Records contained in a dataset:
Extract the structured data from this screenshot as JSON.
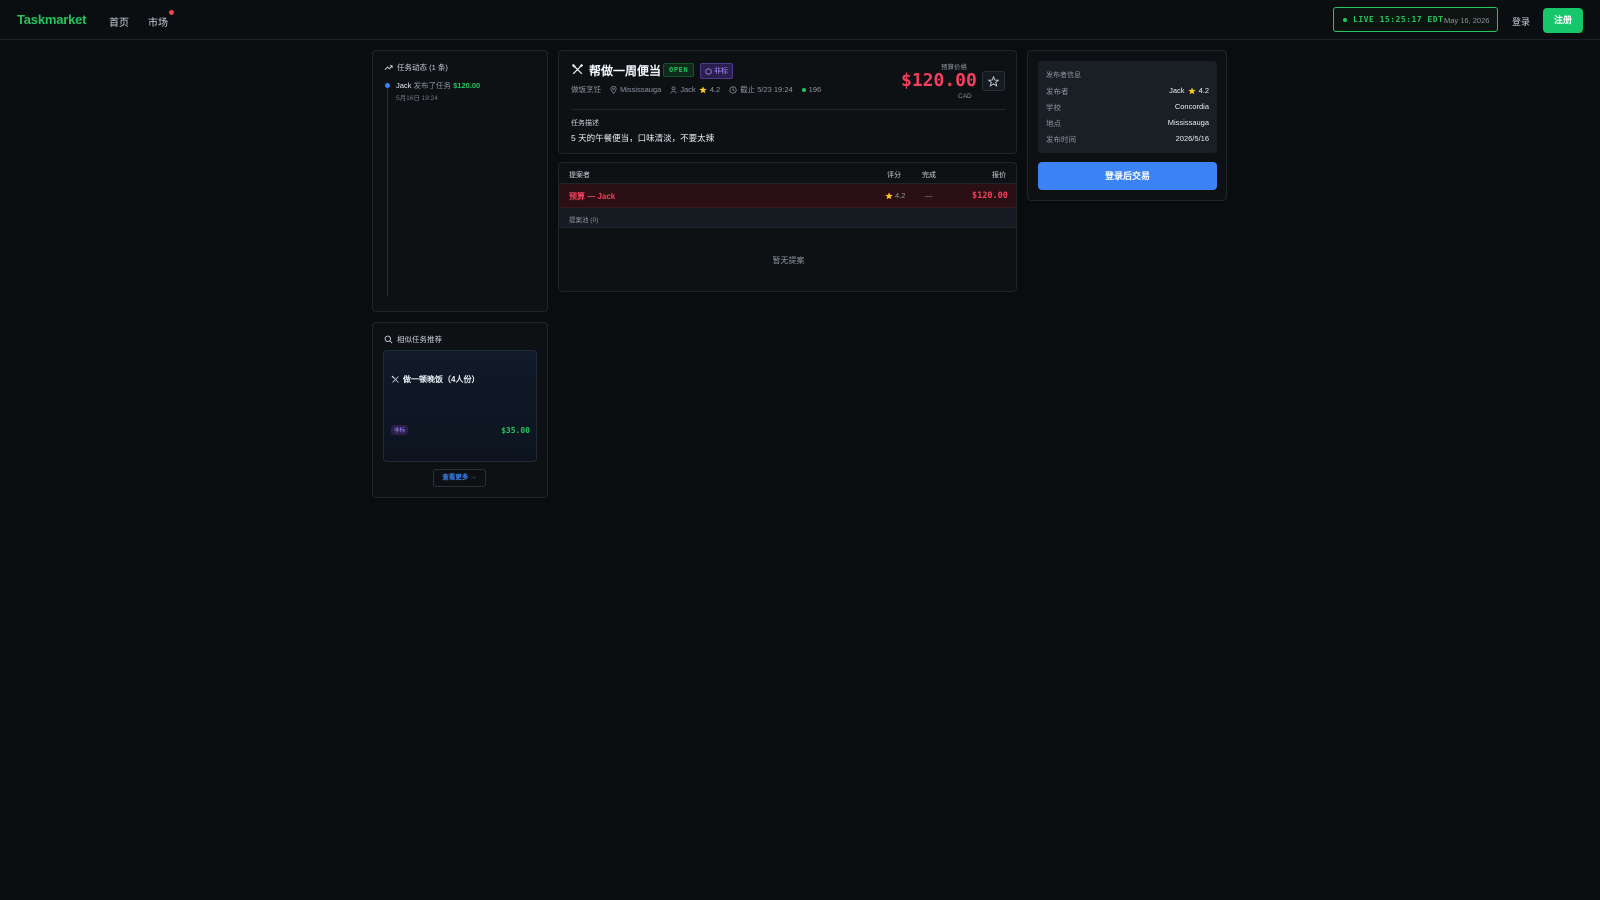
{
  "nav": {
    "brand": "Taskmarket",
    "home": "首页",
    "market": "市场",
    "live_label": "LIVE 15:25:17 EDT",
    "live_date": "May 16, 2026",
    "login": "登录",
    "register": "注册"
  },
  "activity": {
    "title": "任务动态 (1 条)",
    "entries": [
      {
        "user": "Jack",
        "verb": "发布了任务",
        "amount": "$120.00",
        "time": "5月16日 19:24"
      }
    ]
  },
  "similar": {
    "title": "相似任务推荐",
    "cards": [
      {
        "title": "做一顿晚饭（4人份）",
        "tag": "非标",
        "price": "$35.00",
        "icon": "utensils-icon"
      }
    ],
    "see_more": "查看更多 →"
  },
  "task": {
    "icon": "utensils-icon",
    "title": "帮做一周便当",
    "status": "OPEN",
    "tag": "非标",
    "category": "做饭烹饪",
    "location": "Mississauga",
    "poster": "Jack",
    "rating": "4.2",
    "deadline": "截止 5/23 19:24",
    "views": "196",
    "budget_label": "预算价格",
    "budget": "$120.00",
    "currency": "CAD",
    "desc_label": "任务描述",
    "description": "5 天的午餐便当，口味清淡，不要太辣"
  },
  "proposals": {
    "headers": {
      "proposer": "提案者",
      "rating": "评分",
      "done": "完成",
      "offer": "报价"
    },
    "budget_row": {
      "label": "预算 — Jack",
      "rating": "4.2",
      "done": "—",
      "offer": "$120.00"
    },
    "pool_label": "提案池 (0)",
    "empty": "暂无提案"
  },
  "poster_info": {
    "title": "发布者信息",
    "rows": [
      {
        "key": "发布者",
        "value": "Jack",
        "rating": "4.2"
      },
      {
        "key": "学校",
        "value": "Concordia"
      },
      {
        "key": "地点",
        "value": "Mississauga"
      },
      {
        "key": "发布时间",
        "value": "2026/5/16"
      }
    ],
    "button": "登录后交易"
  },
  "colors": {
    "accent_green": "#22c55e",
    "budget_red": "#f43f5e",
    "primary_blue": "#3b82f6",
    "tag_purple": "#a78bfa",
    "star_yellow": "#facc15"
  }
}
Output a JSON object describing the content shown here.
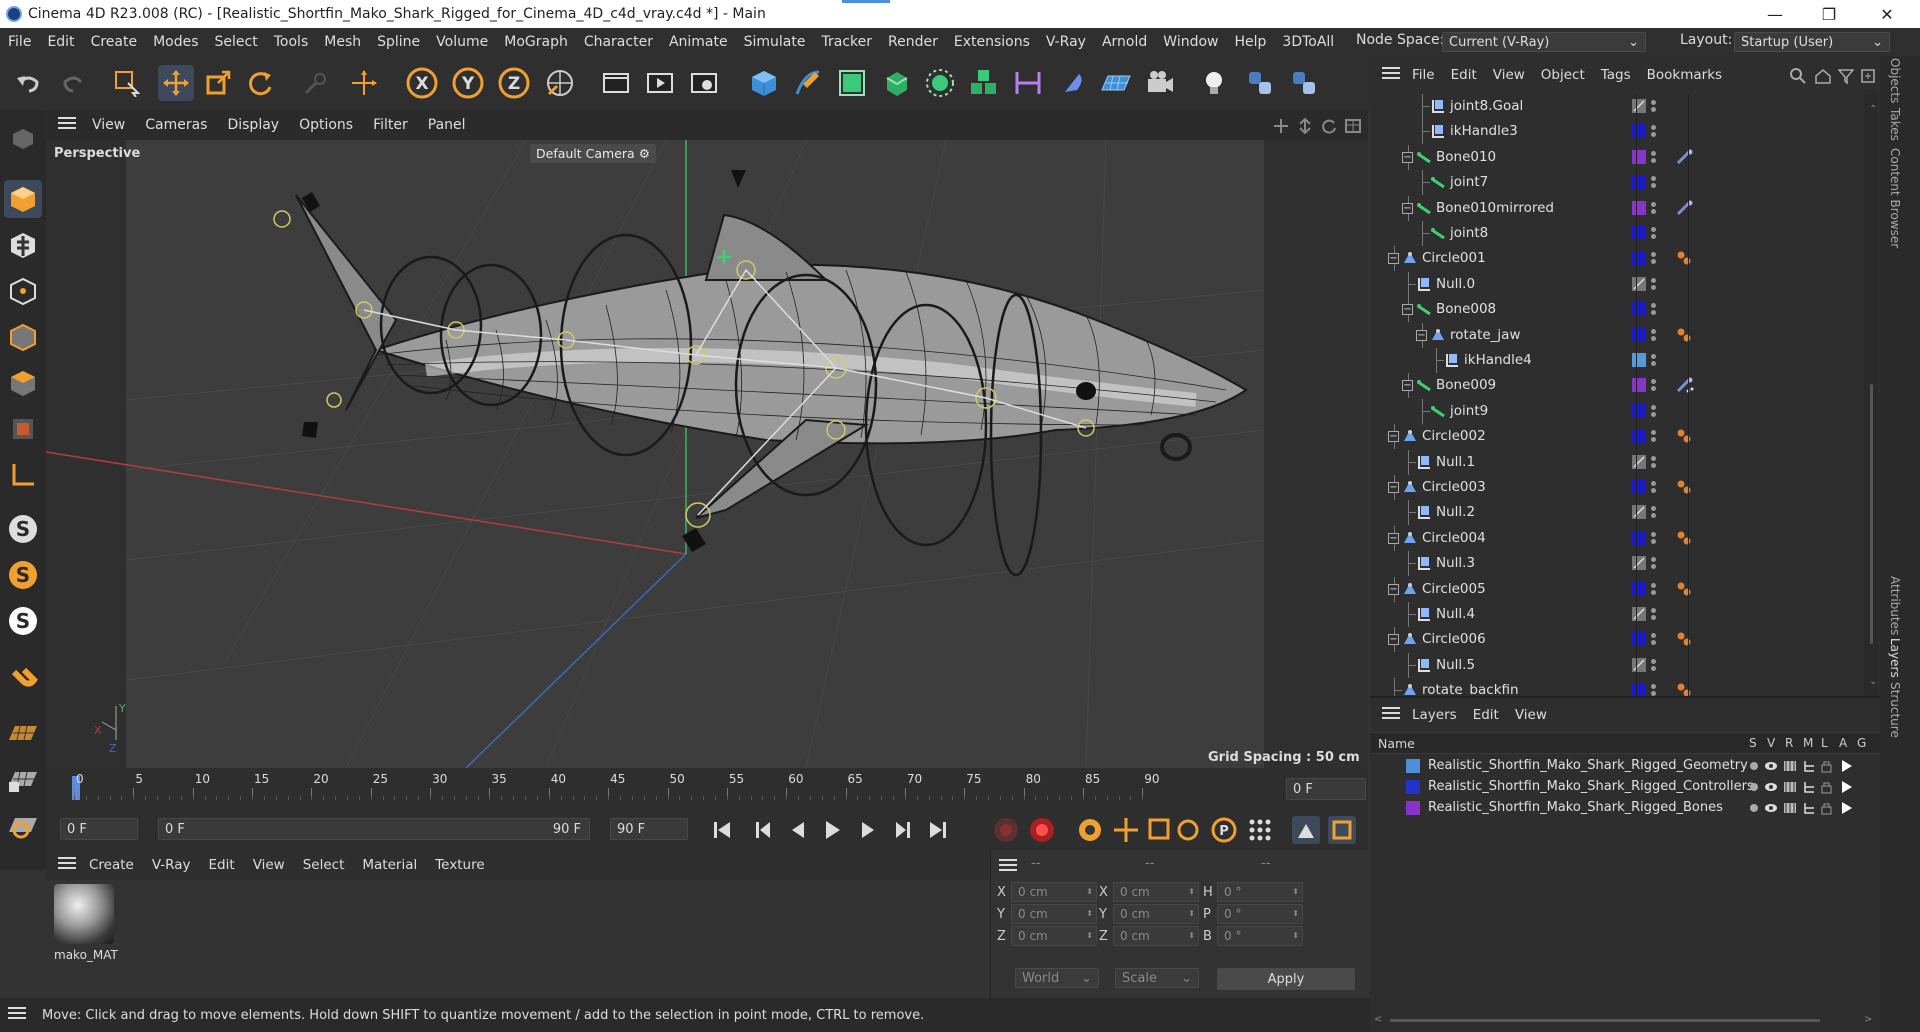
{
  "window": {
    "title": "Cinema 4D R23.008 (RC) - [Realistic_Shortfin_Mako_Shark_Rigged_for_Cinema_4D_c4d_vray.c4d *] - Main"
  },
  "menu": [
    "File",
    "Edit",
    "Create",
    "Modes",
    "Select",
    "Tools",
    "Mesh",
    "Spline",
    "Volume",
    "MoGraph",
    "Character",
    "Animate",
    "Simulate",
    "Tracker",
    "Render",
    "Extensions",
    "V-Ray",
    "Arnold",
    "Window",
    "Help",
    "3DToAll"
  ],
  "nodespace": {
    "label": "Node Space:",
    "value": "Current (V-Ray)"
  },
  "layout": {
    "label": "Layout:",
    "value": "Startup (User)"
  },
  "viewport": {
    "menu": [
      "View",
      "Cameras",
      "Display",
      "Options",
      "Filter",
      "Panel"
    ],
    "label": "Perspective",
    "camera": "Default Camera",
    "grid": "Grid Spacing : 50 cm"
  },
  "timeline": {
    "ticks": [
      "0",
      "5",
      "10",
      "15",
      "20",
      "25",
      "30",
      "35",
      "40",
      "45",
      "50",
      "55",
      "60",
      "65",
      "70",
      "75",
      "80",
      "85",
      "90"
    ],
    "frame": "0 F"
  },
  "playback": {
    "start": "0 F",
    "range_start": "0 F",
    "range_end": "90 F",
    "end": "90 F"
  },
  "material": {
    "menu": [
      "Create",
      "V-Ray",
      "Edit",
      "View",
      "Select",
      "Material",
      "Texture"
    ],
    "name": "mako_MAT"
  },
  "coords": {
    "headers": [
      "--",
      "--",
      "--"
    ],
    "rows": [
      [
        "X",
        "0 cm",
        "X",
        "0 cm",
        "H",
        "0 °"
      ],
      [
        "Y",
        "0 cm",
        "Y",
        "0 cm",
        "P",
        "0 °"
      ],
      [
        "Z",
        "0 cm",
        "Z",
        "0 cm",
        "B",
        "0 °"
      ]
    ],
    "world": "World",
    "scale": "Scale",
    "apply": "Apply"
  },
  "status": "Move: Click and drag to move elements. Hold down SHIFT to quantize movement / add to the selection in point mode, CTRL to remove.",
  "objects": {
    "menu": [
      "File",
      "Edit",
      "View",
      "Object",
      "Tags",
      "Bookmarks"
    ],
    "rows": [
      {
        "name": "joint8.Goal",
        "indent": 3,
        "icon": "null",
        "color": "#777777",
        "tag": ""
      },
      {
        "name": "ikHandle3",
        "indent": 3,
        "icon": "null",
        "color": "#1a1acc",
        "tag": ""
      },
      {
        "name": "Bone010",
        "indent": 2,
        "icon": "bone",
        "color": "#8833cc",
        "tag": "ik"
      },
      {
        "name": "joint7",
        "indent": 3,
        "icon": "bone",
        "color": "#1a1acc",
        "tag": ""
      },
      {
        "name": "Bone010mirrored",
        "indent": 2,
        "icon": "bone",
        "color": "#8833cc",
        "tag": "ik"
      },
      {
        "name": "joint8",
        "indent": 3,
        "icon": "bone",
        "color": "#1a1acc",
        "tag": ""
      },
      {
        "name": "Circle001",
        "indent": 1,
        "icon": "spline",
        "color": "#1a1acc",
        "tag": "dots"
      },
      {
        "name": "Null.0",
        "indent": 2,
        "icon": "null",
        "color": "#777777",
        "tag": ""
      },
      {
        "name": "Bone008",
        "indent": 2,
        "icon": "bone",
        "color": "#1a1acc",
        "tag": ""
      },
      {
        "name": "rotate_jaw",
        "indent": 3,
        "icon": "spline",
        "color": "#1a1acc",
        "tag": "dots"
      },
      {
        "name": "ikHandle4",
        "indent": 4,
        "icon": "null",
        "color": "#5599dd",
        "tag": ""
      },
      {
        "name": "Bone009",
        "indent": 2,
        "icon": "bone",
        "color": "#8833cc",
        "tag": "ik2"
      },
      {
        "name": "joint9",
        "indent": 3,
        "icon": "bone",
        "color": "#1a1acc",
        "tag": ""
      },
      {
        "name": "Circle002",
        "indent": 1,
        "icon": "spline",
        "color": "#1a1acc",
        "tag": "dots"
      },
      {
        "name": "Null.1",
        "indent": 2,
        "icon": "null",
        "color": "#777777",
        "tag": ""
      },
      {
        "name": "Circle003",
        "indent": 1,
        "icon": "spline",
        "color": "#1a1acc",
        "tag": "dots"
      },
      {
        "name": "Null.2",
        "indent": 2,
        "icon": "null",
        "color": "#777777",
        "tag": ""
      },
      {
        "name": "Circle004",
        "indent": 1,
        "icon": "spline",
        "color": "#1a1acc",
        "tag": "dots"
      },
      {
        "name": "Null.3",
        "indent": 2,
        "icon": "null",
        "color": "#777777",
        "tag": ""
      },
      {
        "name": "Circle005",
        "indent": 1,
        "icon": "spline",
        "color": "#1a1acc",
        "tag": "dots"
      },
      {
        "name": "Null.4",
        "indent": 2,
        "icon": "null",
        "color": "#777777",
        "tag": ""
      },
      {
        "name": "Circle006",
        "indent": 1,
        "icon": "spline",
        "color": "#1a1acc",
        "tag": "dots"
      },
      {
        "name": "Null.5",
        "indent": 2,
        "icon": "null",
        "color": "#777777",
        "tag": ""
      },
      {
        "name": "rotate_backfin",
        "indent": 1,
        "icon": "spline",
        "color": "#1a1acc",
        "tag": "dots"
      }
    ]
  },
  "layers": {
    "menu": [
      "Layers",
      "Edit",
      "View"
    ],
    "header": {
      "name": "Name",
      "cols": [
        "S",
        "V",
        "R",
        "M",
        "L",
        "A",
        "G"
      ]
    },
    "rows": [
      {
        "name": "Realistic_Shortfin_Mako_Shark_Rigged_Geometry",
        "color": "#4a8fd8"
      },
      {
        "name": "Realistic_Shortfin_Mako_Shark_Rigged_Controllers",
        "color": "#2233cc"
      },
      {
        "name": "Realistic_Shortfin_Mako_Shark_Rigged_Bones",
        "color": "#8833cc"
      }
    ]
  },
  "side_tabs": [
    "Objects",
    "Takes",
    "Content Browser",
    "Attributes",
    "Layers",
    "Structure"
  ]
}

### What is expected
Using the listing, copy every line where the word "title" shows up.

### Exercise response
    "title": "任务动态 (1 条)",
    "title": "相似任务推荐",
        "title": "做一顿晚饭（4人份）",
    "title": "帮做一周便当",
    "title": "发布者信息",
    "title": "Cinema 4D R23.008 (RC) - [Realistic_Shortfin_Mako_Shark_Rigged_for_Cinema_4D_c4d_vray.c4d *] - Main"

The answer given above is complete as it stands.